• **Provided entries**
..............................

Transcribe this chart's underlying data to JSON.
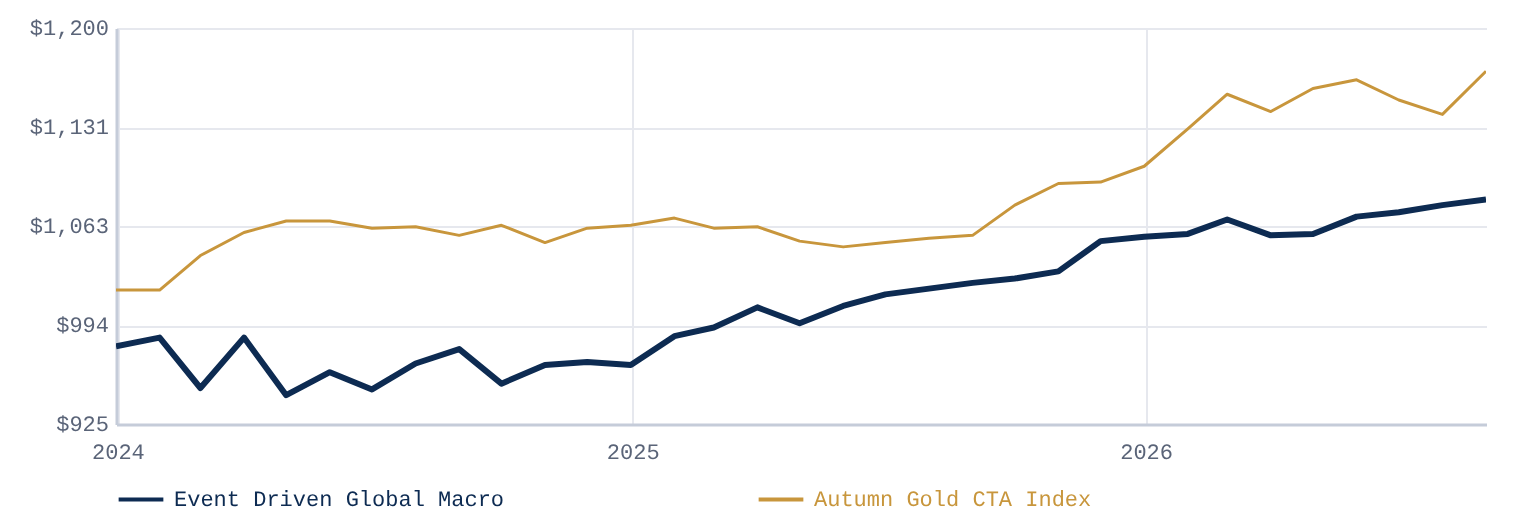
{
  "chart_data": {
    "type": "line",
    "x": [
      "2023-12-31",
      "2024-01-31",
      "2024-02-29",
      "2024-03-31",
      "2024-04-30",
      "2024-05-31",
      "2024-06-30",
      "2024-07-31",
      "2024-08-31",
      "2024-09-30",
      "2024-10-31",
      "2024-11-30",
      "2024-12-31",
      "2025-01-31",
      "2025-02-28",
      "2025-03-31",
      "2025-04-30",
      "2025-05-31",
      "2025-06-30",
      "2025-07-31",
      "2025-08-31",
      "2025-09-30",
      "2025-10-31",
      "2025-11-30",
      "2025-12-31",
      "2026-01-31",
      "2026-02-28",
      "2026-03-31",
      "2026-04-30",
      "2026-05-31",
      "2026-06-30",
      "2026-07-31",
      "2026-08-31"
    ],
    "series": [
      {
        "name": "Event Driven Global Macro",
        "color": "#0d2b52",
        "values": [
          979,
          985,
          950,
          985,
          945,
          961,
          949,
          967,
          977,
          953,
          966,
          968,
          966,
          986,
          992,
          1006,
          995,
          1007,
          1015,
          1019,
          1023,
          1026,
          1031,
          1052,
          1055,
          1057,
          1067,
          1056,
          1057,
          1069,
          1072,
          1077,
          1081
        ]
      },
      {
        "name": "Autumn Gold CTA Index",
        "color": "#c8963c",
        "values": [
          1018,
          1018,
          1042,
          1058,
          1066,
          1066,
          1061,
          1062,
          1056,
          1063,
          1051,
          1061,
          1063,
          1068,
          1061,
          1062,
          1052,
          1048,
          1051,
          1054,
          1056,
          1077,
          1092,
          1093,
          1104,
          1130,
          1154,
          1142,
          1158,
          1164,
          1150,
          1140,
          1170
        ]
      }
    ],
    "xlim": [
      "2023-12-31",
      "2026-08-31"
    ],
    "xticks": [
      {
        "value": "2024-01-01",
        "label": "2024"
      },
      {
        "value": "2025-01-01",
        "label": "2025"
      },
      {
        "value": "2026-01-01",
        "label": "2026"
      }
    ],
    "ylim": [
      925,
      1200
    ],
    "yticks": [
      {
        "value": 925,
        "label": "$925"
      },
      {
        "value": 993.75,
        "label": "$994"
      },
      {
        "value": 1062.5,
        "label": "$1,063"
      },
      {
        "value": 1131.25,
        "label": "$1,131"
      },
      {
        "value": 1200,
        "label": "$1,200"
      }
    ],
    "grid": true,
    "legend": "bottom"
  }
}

..............................

• **To do**
Using the material above, return every line exactly as it appears, minus the pictures.

• **Solution for this problem**
Transcribe this chart's underlying data to JSON.
{
  "chart_data": {
    "type": "line",
    "x": [
      "2023-12-31",
      "2024-01-31",
      "2024-02-29",
      "2024-03-31",
      "2024-04-30",
      "2024-05-31",
      "2024-06-30",
      "2024-07-31",
      "2024-08-31",
      "2024-09-30",
      "2024-10-31",
      "2024-11-30",
      "2024-12-31",
      "2025-01-31",
      "2025-02-28",
      "2025-03-31",
      "2025-04-30",
      "2025-05-31",
      "2025-06-30",
      "2025-07-31",
      "2025-08-31",
      "2025-09-30",
      "2025-10-31",
      "2025-11-30",
      "2025-12-31",
      "2026-01-31",
      "2026-02-28",
      "2026-03-31",
      "2026-04-30",
      "2026-05-31",
      "2026-06-30",
      "2026-07-31",
      "2026-08-31"
    ],
    "series": [
      {
        "name": "Event Driven Global Macro",
        "color": "#0d2b52",
        "values": [
          979,
          985,
          950,
          985,
          945,
          961,
          949,
          967,
          977,
          953,
          966,
          968,
          966,
          986,
          992,
          1006,
          995,
          1007,
          1015,
          1019,
          1023,
          1026,
          1031,
          1052,
          1055,
          1057,
          1067,
          1056,
          1057,
          1069,
          1072,
          1077,
          1081
        ]
      },
      {
        "name": "Autumn Gold CTA Index",
        "color": "#c8963c",
        "values": [
          1018,
          1018,
          1042,
          1058,
          1066,
          1066,
          1061,
          1062,
          1056,
          1063,
          1051,
          1061,
          1063,
          1068,
          1061,
          1062,
          1052,
          1048,
          1051,
          1054,
          1056,
          1077,
          1092,
          1093,
          1104,
          1130,
          1154,
          1142,
          1158,
          1164,
          1150,
          1140,
          1170
        ]
      }
    ],
    "xlim": [
      "2023-12-31",
      "2026-08-31"
    ],
    "xticks": [
      {
        "value": "2024-01-01",
        "label": "2024"
      },
      {
        "value": "2025-01-01",
        "label": "2025"
      },
      {
        "value": "2026-01-01",
        "label": "2026"
      }
    ],
    "ylim": [
      925,
      1200
    ],
    "yticks": [
      {
        "value": 925,
        "label": "$925"
      },
      {
        "value": 993.75,
        "label": "$994"
      },
      {
        "value": 1062.5,
        "label": "$1,063"
      },
      {
        "value": 1131.25,
        "label": "$1,131"
      },
      {
        "value": 1200,
        "label": "$1,200"
      }
    ],
    "grid": true,
    "legend": "bottom"
  }
}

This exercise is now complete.